(Directions)
A. Decide whether each statement below agrees with the music forum thread, answering yes or no and quoting the deciding words of the thread: (i) The music student correctly named the composer of the piece. (ii) The piece heard in college featured violin. (iii) Rappers with creative lyrics are easy to find in the mainstream.
B. In one to three sentences, explain why the music forum thread says creative rappers and hip-hoppers probably won't be found in the mainstream.

(Quoted passage)
^^^^^^^^^^^^^^^^
Also if anything, I'd say the reverse is true:

In college a friend of mine and I were listening to a very bizarre piece featuring violin and some unidentified acoustic instrument and strange vocals. The rhythms were so lopsided and bewildering as to make the goosebumps crawl all over our bodies - simply wonderful! A music student walked by and asked excitedly - "Is that _xxxxx_- -?" and he named a composer I can't remember. "No," we replied. "That's the group Gentle Giant, a song called _So Sincere_." About this time the drums came in and he waived his hand in dismissal and moved on. But even he can't deny that he _was_ captivated. Talk about pretentious.


----------



## violadude (May 2, 2011)

KRoad said:


> Pop, Rock, Jazz, Blues, Folk, Ethnic, World and dare I say it, Classical, ALL play a valid role in music's rich and diverse heritage.
> 
> But then we at TC all know that...


Except for Justin Bieber, he's just crap


----------



## violadude (May 2, 2011)

ethanjamesescano said:


> Those self-righteous pop fans are very funny. One of my classmates, told me those rappers and hip hop singers take weeds, "that's why they make good lyrics". But what's good about their lyrics? All the words they can think of are fu*k, pu**y, wh*re, a*s, s*x etc. The lyrics aren't creative at all, they're laughing at those nursery rhymes but actually nursery rhymes are more artistic, way more artistic.


I've heard rappers and hip-hoppers that actually are very creative with their lyrics. You probably won't find them in the mainstream though, high profit motives seem to ruin creativity for some reason.


----------



## Ukko (Jun 4, 2010)
^^^^^^^^^^^^^^^^
(Data block)

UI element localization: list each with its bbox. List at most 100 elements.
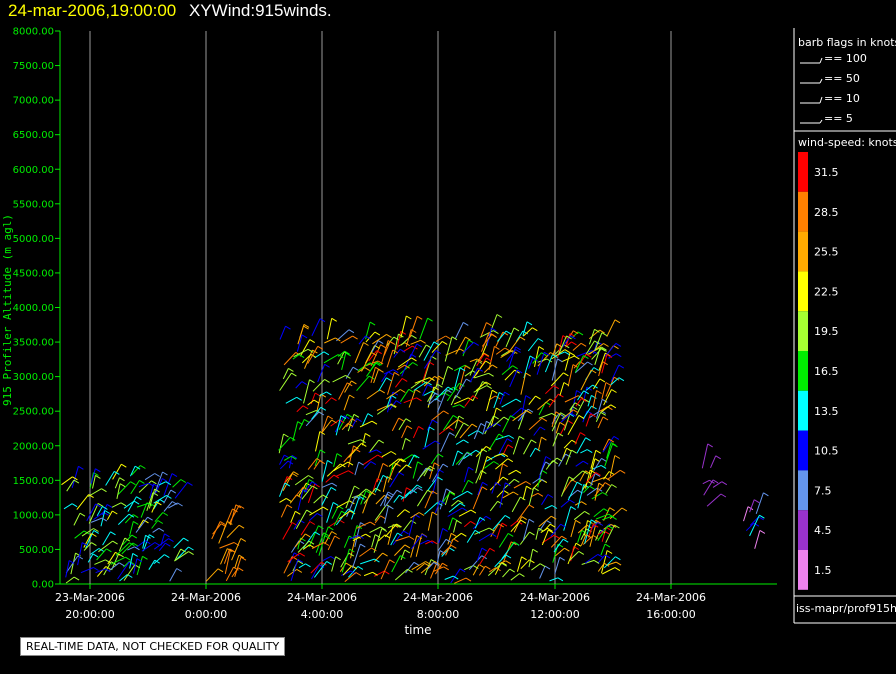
^^^^^^^^^^^^^^^^
(Solutions in order)
A.
(i) No: "No," we replied. "That's the group Gentle Giant, a song called _So Sincere_."
(ii) Yes: "featuring violin and some unidentified acoustic instrument and strange vocals"
(iii) No: "You probably won't find them in the mainstream though"

B. The thread says that high profit motives seem to ruin creativity. This is why creative rappers and hip-hoppers probably won't be found in the mainstream.